Aim → Return every line below in which "Александр" appears.

— START OF Supplied material —

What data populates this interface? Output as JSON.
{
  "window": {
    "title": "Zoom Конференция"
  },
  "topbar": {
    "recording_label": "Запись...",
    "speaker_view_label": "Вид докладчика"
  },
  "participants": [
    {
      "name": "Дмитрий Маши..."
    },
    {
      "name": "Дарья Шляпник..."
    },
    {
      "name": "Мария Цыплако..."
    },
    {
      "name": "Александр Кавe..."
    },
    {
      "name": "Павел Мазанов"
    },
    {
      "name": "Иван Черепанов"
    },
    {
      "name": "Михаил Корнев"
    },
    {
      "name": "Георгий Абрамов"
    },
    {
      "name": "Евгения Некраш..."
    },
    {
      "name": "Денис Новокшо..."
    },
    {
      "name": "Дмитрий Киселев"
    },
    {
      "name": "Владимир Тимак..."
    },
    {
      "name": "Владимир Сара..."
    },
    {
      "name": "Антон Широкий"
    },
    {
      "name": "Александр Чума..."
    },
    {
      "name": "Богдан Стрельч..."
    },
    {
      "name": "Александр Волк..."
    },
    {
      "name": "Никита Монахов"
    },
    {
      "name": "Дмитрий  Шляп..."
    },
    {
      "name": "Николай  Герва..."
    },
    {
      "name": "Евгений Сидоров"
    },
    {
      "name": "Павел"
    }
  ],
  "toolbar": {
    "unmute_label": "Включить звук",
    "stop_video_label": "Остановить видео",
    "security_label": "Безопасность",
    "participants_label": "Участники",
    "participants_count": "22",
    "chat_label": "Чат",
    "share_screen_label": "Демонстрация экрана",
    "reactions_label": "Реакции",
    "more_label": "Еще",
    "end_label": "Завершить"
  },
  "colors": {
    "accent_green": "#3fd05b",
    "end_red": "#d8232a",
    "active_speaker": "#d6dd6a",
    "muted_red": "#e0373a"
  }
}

— END OF Supplied material —

Right answer →
      "name": "Александр Кавe..."
      "name": "Александр Чума..."
      "name": "Александр Волк..."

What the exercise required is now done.